▶ **REQUIREMENTS**
Gather every line that includes the word "имеющим", please.

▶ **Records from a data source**

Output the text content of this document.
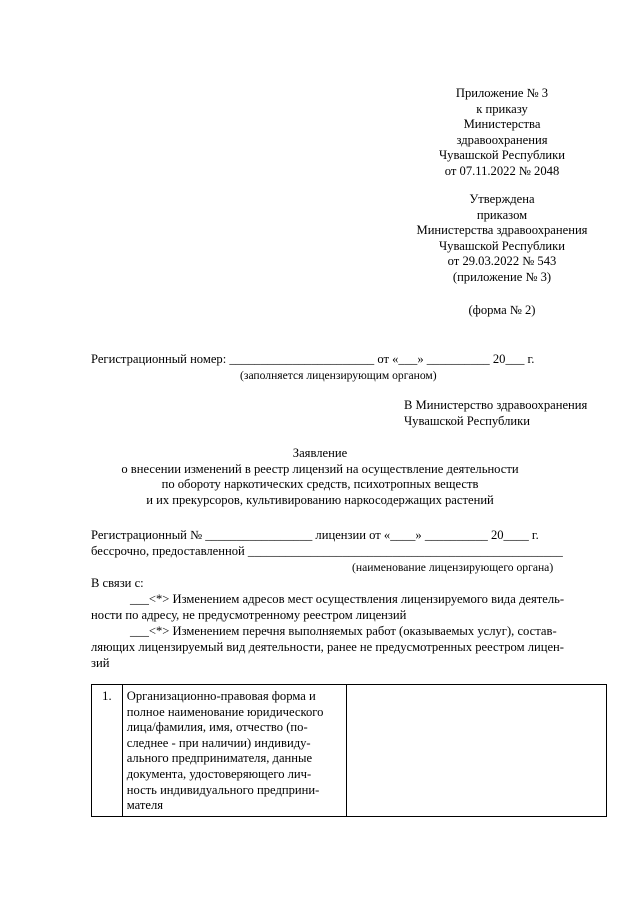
Приложение № 3
к приказу
Министерства
здравоохранения
Чувашской Республики
от 07.11.2022 № 2048
Утверждена
приказом
Министерства здравоохранения
Чувашской Республики
от 29.03.2022 № 543
(приложение № 3)
(форма № 2)
Регистрационный номер: _______________________ от «___» __________ 20___ г.
(заполняется лицензирующим органом)
В Министерство здравоохранения
Чувашской Республики
Заявление
о внесении изменений в реестр лицензий на осуществление деятельности
по обороту наркотических средств, психотропных веществ
и их прекурсоров, культивированию наркосодержащих растений
Регистрационный № _________________ лицензии от «____» __________ 20____ г.
бессрочно, предоставленной __________________________________________________
(наименование лицензирующего органа)
В связи с:
___<*> Изменением адресов мест осуществления лицензируемого вида деятель-
ности по адресу, не предусмотренному реестром лицензий
___<*> Изменением перечня выполняемых работ (оказываемых услуг), состав-
ляющих лицензируемый вид деятельности, ранее не предусмотренных реестром лицен-
зий
1.	Организационно-правовая форма и
полное наименование юридического
лица/фамилия, имя, отчество (по-
следнее - при наличии) индивиду-
ального предпринимателя, данные
документа, удостоверяющего лич-
ность индивидуального предприни-
мателя
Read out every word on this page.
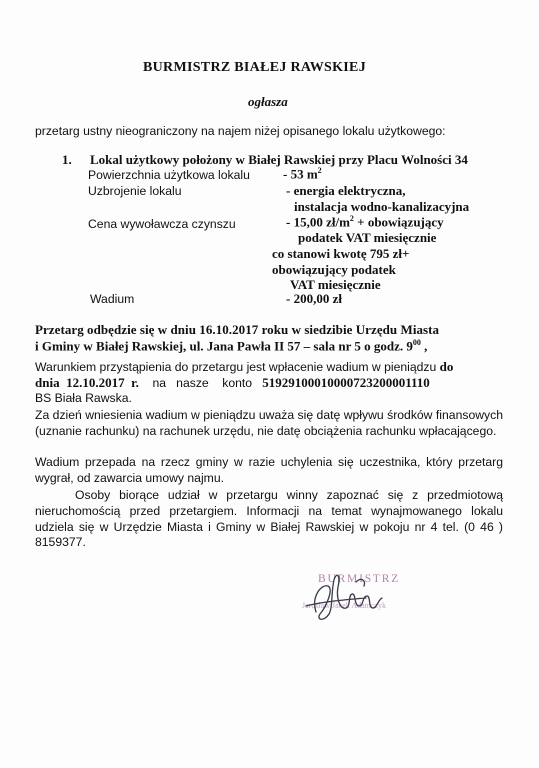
BURMISTRZ BIAŁEJ RAWSKIEJ
ogłasza
przetarg ustny nieograniczony na najem niżej opisanego lokalu użytkowego:
1. Lokal użytkowy położony w Białej Rawskiej przy Placu Wolności 34
Powierzchnia użytkowa lokalu	- 53 $m^2$
Uzbrojenie lokalu	- energia elektryczna,
instalacja wodno-kanalizacyjna
Cena wywoławcza czynszu	- 15,00 $zł/m^2$ + obowiązujący
podatek VAT miesięcznie
co stanowi kwotę 795 zł+
obowiązujący podatek
VAT miesięcznie
Wadium	- 200,00 zł
Przetarg odbędzie się w dniu 16.10.2017 roku w siedzibie Urzędu Miasta
i Gminy w Białej Rawskiej, ul. Jana Pawła II 57 – sala nr 5 o godz. $9^{00}$ ,
Warunkiem przystąpienia do przetargu jest wpłacenie wadium w pieniądzu do
dnia  12.10.2017  r.    na   nasze    konto   51929100010000723200001110
BS Biała Rawska.
Za dzień wniesienia wadium w pieniądzu uważa się datę wpływu środków finansowych (uznanie rachunku) na rachunek urzędu, nie datę obciążenia rachunku wpłacającego.
Wadium przepada na rzecz gminy w razie uchylenia się uczestnika, który przetarg wygrał, od zawarcia umowy najmu.
Osoby biorące udział w przetargu winny zapoznać się z przedmiotową nieruchomością przed przetargiem. Informacji na temat wynajmowanego lokalu udziela się w Urzędzie Miasta i Gminy w Białej Rawskiej w pokoju nr 4 tel. (0 46 ) 8159377.
BURMISTRZ
Jarosław Jacek Adamczyk
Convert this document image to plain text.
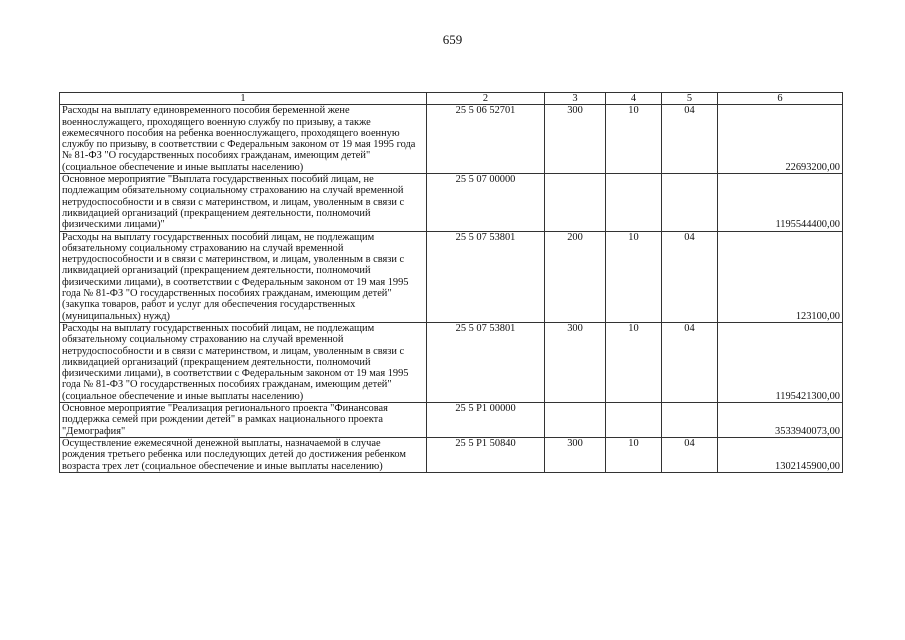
659
1	2	3	4	5	6
Расходы на выплату единовременного пособия беременной жене военнослужащего, проходящего военную службу по призыву, а также ежемесячного пособия на ребенка военнослужащего, проходящего военную службу по призыву, в соответствии с Федеральным законом от 19 мая 1995 года № 81-ФЗ "О государственных пособиях гражданам, имеющим детей" (социальное обеспечение и иные выплаты населению)	25 5 06 52701	300	10	04	22693200,00
Основное мероприятие "Выплата государственных пособий лицам, не подлежащим обязательному социальному страхованию на случай временной нетрудоспособности и в связи с материнством, и лицам, уволенным в связи с ликвидацией организаций (прекращением деятельности, полномочий физическими лицами)"	25 5 07 00000				1195544400,00
Расходы на выплату государственных пособий лицам, не подлежащим обязательному социальному страхованию на случай временной нетрудоспособности и в связи с материнством, и лицам, уволенным в связи с ликвидацией организаций (прекращением деятельности, полномочий физическими лицами), в соответствии с Федеральным законом от 19 мая 1995 года № 81-ФЗ "О государственных пособиях гражданам, имеющим детей" (закупка товаров, работ и услуг для обеспечения государственных (муниципальных) нужд)	25 5 07 53801	200	10	04	123100,00
Расходы на выплату государственных пособий лицам, не подлежащим обязательному социальному страхованию на случай временной нетрудоспособности и в связи с материнством, и лицам, уволенным в связи с ликвидацией организаций (прекращением деятельности, полномочий физическими лицами), в соответствии с Федеральным законом от 19 мая 1995 года № 81-ФЗ "О государственных пособиях гражданам, имеющим детей" (социальное обеспечение и иные выплаты населению)	25 5 07 53801	300	10	04	1195421300,00
Основное мероприятие "Реализация регионального проекта "Финансовая поддержка семей при рождении детей" в рамках национального проекта "Демография"	25 5 P1 00000				3533940073,00
Осуществление ежемесячной денежной выплаты, назначаемой в случае рождения третьего ребенка или последующих детей до достижения ребенком возраста трех лет (социальное обеспечение и иные выплаты населению)	25 5 P1 50840	300	10	04	1302145900,00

▶ **REPLY**
Расходы на выплату единовременного пособия беременной жене военнослужащего, проходящего военную службу по призыву, а также ежемесячного пособия на ребенка военнослужащего, проходящего военную службу по призыву, в соответствии с Федеральным законом от 19 мая 1995 года № 81-ФЗ "О государственных пособиях гражданам, имеющим детей" (социальное обеспечение и иные выплаты населению)	25 5 06 52701	300	10	04	22693200,00
Расходы на выплату государственных пособий лицам, не подлежащим обязательному социальному страхованию на случай временной нетрудоспособности и в связи с материнством, и лицам, уволенным в связи с ликвидацией организаций (прекращением деятельности, полномочий физическими лицами), в соответствии с Федеральным законом от 19 мая 1995 года № 81-ФЗ "О государственных пособиях гражданам, имеющим детей" (закупка товаров, работ и услуг для обеспечения государственных (муниципальных) нужд)	25 5 07 53801	200	10	04	123100,00
Расходы на выплату государственных пособий лицам, не подлежащим обязательному социальному страхованию на случай временной нетрудоспособности и в связи с материнством, и лицам, уволенным в связи с ликвидацией организаций (прекращением деятельности, полномочий физическими лицами), в соответствии с Федеральным законом от 19 мая 1995 года № 81-ФЗ "О государственных пособиях гражданам, имеющим детей" (социальное обеспечение и иные выплаты населению)	25 5 07 53801	300	10	04	1195421300,00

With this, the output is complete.